***** Recorded data *****

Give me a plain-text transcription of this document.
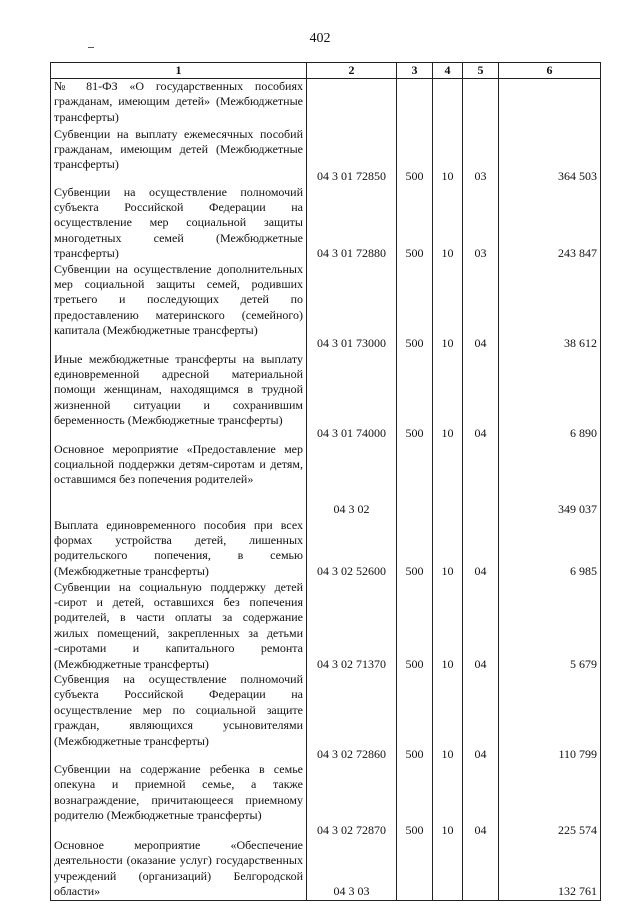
402
1	2	3	4	5	6
№ 81-ФЗ «О государственных пособиях гражданам, имеющим детей» (Межбюджетные трансферты)					
Субвенции на выплату ежемесячных пособий гражданам, имеющим детей (Межбюджетные трансферты)	04 3 01 72850	500	10	03	364 503
Субвенции на осуществление полномочий субъекта Российской Федерации на осуществление мер социальной защиты многодетных семей (Межбюджетные трансферты)	04 3 01 72880	500	10	03	243 847
Субвенции на осуществление дополнительных мер социальной защиты семей, родивших третьего и последующих детей по предоставлению материнского (семейного) капитала (Межбюджетные трансферты)	04 3 01 73000	500	10	04	38 612
Иные межбюджетные трансферты на выплату единовременной адресной материальной помощи женщинам, находящимся в трудной жизненной ситуации и сохранившим беременность (Межбюджетные трансферты)	04 3 01 74000	500	10	04	6 890
Основное мероприятие «Предоставление мер социальной поддержки детям-сиротам и детям, оставшимся без попечения родителей»	04 3 02				349 037
Выплата единовременного пособия при всех формах устройства детей, лишенных родительского попечения, в семью (Межбюджетные трансферты)	04 3 02 52600	500	10	04	6 985
Субвенции на социальную поддержку детей -сирот и детей, оставшихся без попечения родителей, в части оплаты за содержание жилых помещений, закрепленных за детьми -сиротами и капитального ремонта (Межбюджетные трансферты)	04 3 02 71370	500	10	04	5 679
Субвенция на осуществление полномочий субъекта Российской Федерации на осуществление мер по социальной защите граждан, являющихся усыновителями (Межбюджетные трансферты)	04 3 02 72860	500	10	04	110 799
Субвенции на содержание ребенка в семье опекуна и приемной семье, а также вознаграждение, причитающееся приемному родителю (Межбюджетные трансферты)	04 3 02 72870	500	10	04	225 574
Основное мероприятие «Обеспечение деятельности (оказание услуг) государственных учреждений (организаций) Белгородской области»	04 3 03				132 761
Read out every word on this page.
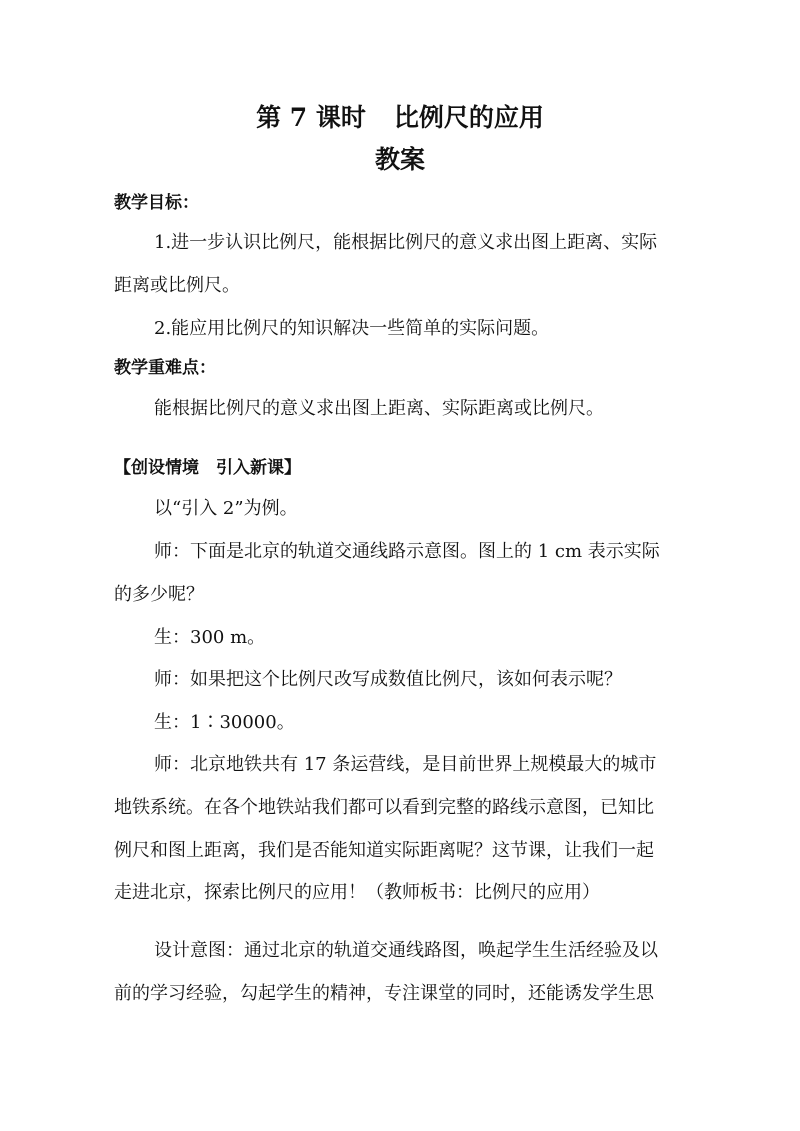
第 7 课时 比例尺的应用
教案
教学目标：
1.进一步认识比例尺，能根据比例尺的意义求出图上距离、实际
距离或比例尺。
2.能应用比例尺的知识解决一些简单的实际问题。
教学重难点：
能根据比例尺的意义求出图上距离、实际距离或比例尺。
【创设情境　引入新课】
以“引入 2”为例。
师：下面是北京的轨道交通线路示意图。图上的 1 cm 表示实际
的多少呢？
生：300 m。
师：如果把这个比例尺改写成数值比例尺，该如何表示呢？
生：1∶30000。
师：北京地铁共有 17 条运营线，是目前世界上规模最大的城市
地铁系统。在各个地铁站我们都可以看到完整的路线示意图，已知比
例尺和图上距离，我们是否能知道实际距离呢？这节课，让我们一起
走进北京，探索比例尺的应用！（教师板书：比例尺的应用）
设计意图：通过北京的轨道交通线路图，唤起学生生活经验及以
前的学习经验，勾起学生的精神，专注课堂的同时，还能诱发学生思
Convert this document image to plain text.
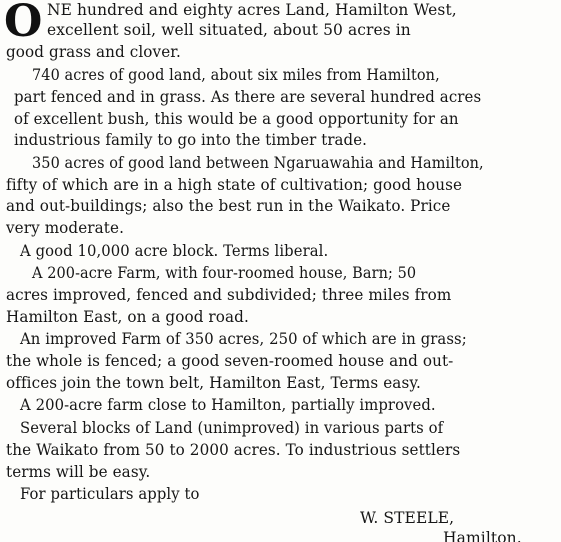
O NE hundred and eighty acres Land, Hamilton West,
excellent soil, well situated, about 50 acres in
good grass and clover.
740 acres of good land, about six miles from Hamilton,
part fenced and in grass. As there are several hundred acres
of excellent bush, this would be a good opportunity for an
industrious family to go into the timber trade.
350 acres of good land between Ngaruawahia and Hamilton,
fifty of which are in a high state of cultivation; good house
and out-buildings; also the best run in the Waikato. Price
very moderate.
A good 10,000 acre block. Terms liberal.
A 200-acre Farm, with four-roomed house, Barn; 50
acres improved, fenced and subdivided; three miles from
Hamilton East, on a good road.
An improved Farm of 350 acres, 250 of which are in grass;
the whole is fenced; a good seven-roomed house and out-
offices join the town belt, Hamilton East, Terms easy.
A 200-acre farm close to Hamilton, partially improved.
Several blocks of Land (unimproved) in various parts of
the Waikato from 50 to 2000 acres. To industrious settlers
terms will be easy.
For particulars apply to
W. STEELE,
Hamilton.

*****

▶ Exercise instructions:
Reproduce the whole listing above word for word, but not its pictures.

▶ Final answer:
Give me a plain-text transcription of this document.
402
1	2	3	4	5	6
№ 81-ФЗ «О государственных пособиях гражданам, имеющим детей» (Межбюджетные трансферты)					
Субвенции на выплату ежемесячных пособий гражданам, имеющим детей (Межбюджетные трансферты)	04 3 01 72850	500	10	03	364 503
Субвенции на осуществление полномочий субъекта Российской Федерации на осуществление мер социальной защиты многодетных семей (Межбюджетные трансферты)	04 3 01 72880	500	10	03	243 847
Субвенции на осуществление дополнительных мер социальной защиты семей, родивших третьего и последующих детей по предоставлению материнского (семейного) капитала (Межбюджетные трансферты)	04 3 01 73000	500	10	04	38 612
Иные межбюджетные трансферты на выплату единовременной адресной материальной помощи женщинам, находящимся в трудной жизненной ситуации и сохранившим беременность (Межбюджетные трансферты)	04 3 01 74000	500	10	04	6 890
Основное мероприятие «Предоставление мер социальной поддержки детям-сиротам и детям, оставшимся без попечения родителей»	04 3 02				349 037
Выплата единовременного пособия при всех формах устройства детей, лишенных родительского попечения, в семью (Межбюджетные трансферты)	04 3 02 52600	500	10	04	6 985
Субвенции на социальную поддержку детей -сирот и детей, оставшихся без попечения родителей, в части оплаты за содержание жилых помещений, закрепленных за детьми -сиротами и капитального ремонта (Межбюджетные трансферты)	04 3 02 71370	500	10	04	5 679
Субвенция на осуществление полномочий субъекта Российской Федерации на осуществление мер по социальной защите граждан, являющихся усыновителями (Межбюджетные трансферты)	04 3 02 72860	500	10	04	110 799
Субвенции на содержание ребенка в семье опекуна и приемной семье, а также вознаграждение, причитающееся приемному родителю (Межбюджетные трансферты)	04 3 02 72870	500	10	04	225 574
Основное мероприятие «Обеспечение деятельности (оказание услуг) государственных учреждений (организаций) Белгородской области»	04 3 03				132 761
Read out every word on this page.
第 7 课时 比例尺的应用
教案
教学目标：
1.进一步认识比例尺，能根据比例尺的意义求出图上距离、实际
距离或比例尺。
2.能应用比例尺的知识解决一些简单的实际问题。
教学重难点：
能根据比例尺的意义求出图上距离、实际距离或比例尺。
【创设情境　引入新课】
以“引入 2”为例。
师：下面是北京的轨道交通线路示意图。图上的 1 cm 表示实际
的多少呢？
生：300 m。
师：如果把这个比例尺改写成数值比例尺，该如何表示呢？
生：1∶30000。
师：北京地铁共有 17 条运营线，是目前世界上规模最大的城市
地铁系统。在各个地铁站我们都可以看到完整的路线示意图，已知比
例尺和图上距离，我们是否能知道实际距离呢？这节课，让我们一起
走进北京，探索比例尺的应用！（教师板书：比例尺的应用）
设计意图：通过北京的轨道交通线路图，唤起学生生活经验及以
前的学习经验，勾起学生的精神，专注课堂的同时，还能诱发学生思
Convert this document image to plain text.
O NE hundred and eighty acres Land, Hamilton West,
excellent soil, well situated, about 50 acres in
good grass and clover.
740 acres of good land, about six miles from Hamilton,
part fenced and in grass. As there are several hundred acres
of excellent bush, this would be a good opportunity for an
industrious family to go into the timber trade.
350 acres of good land between Ngaruawahia and Hamilton,
fifty of which are in a high state of cultivation; good house
and out-buildings; also the best run in the Waikato. Price
very moderate.
A good 10,000 acre block. Terms liberal.
A 200-acre Farm, with four-roomed house, Barn; 50
acres improved, fenced and subdivided; three miles from
Hamilton East, on a good road.
An improved Farm of 350 acres, 250 of which are in grass;
the whole is fenced; a good seven-roomed house and out-
offices join the town belt, Hamilton East, Terms easy.
A 200-acre farm close to Hamilton, partially improved.
Several blocks of Land (unimproved) in various parts of
the Waikato from 50 to 2000 acres. To industrious settlers
terms will be easy.
For particulars apply to
W. STEELE,
Hamilton.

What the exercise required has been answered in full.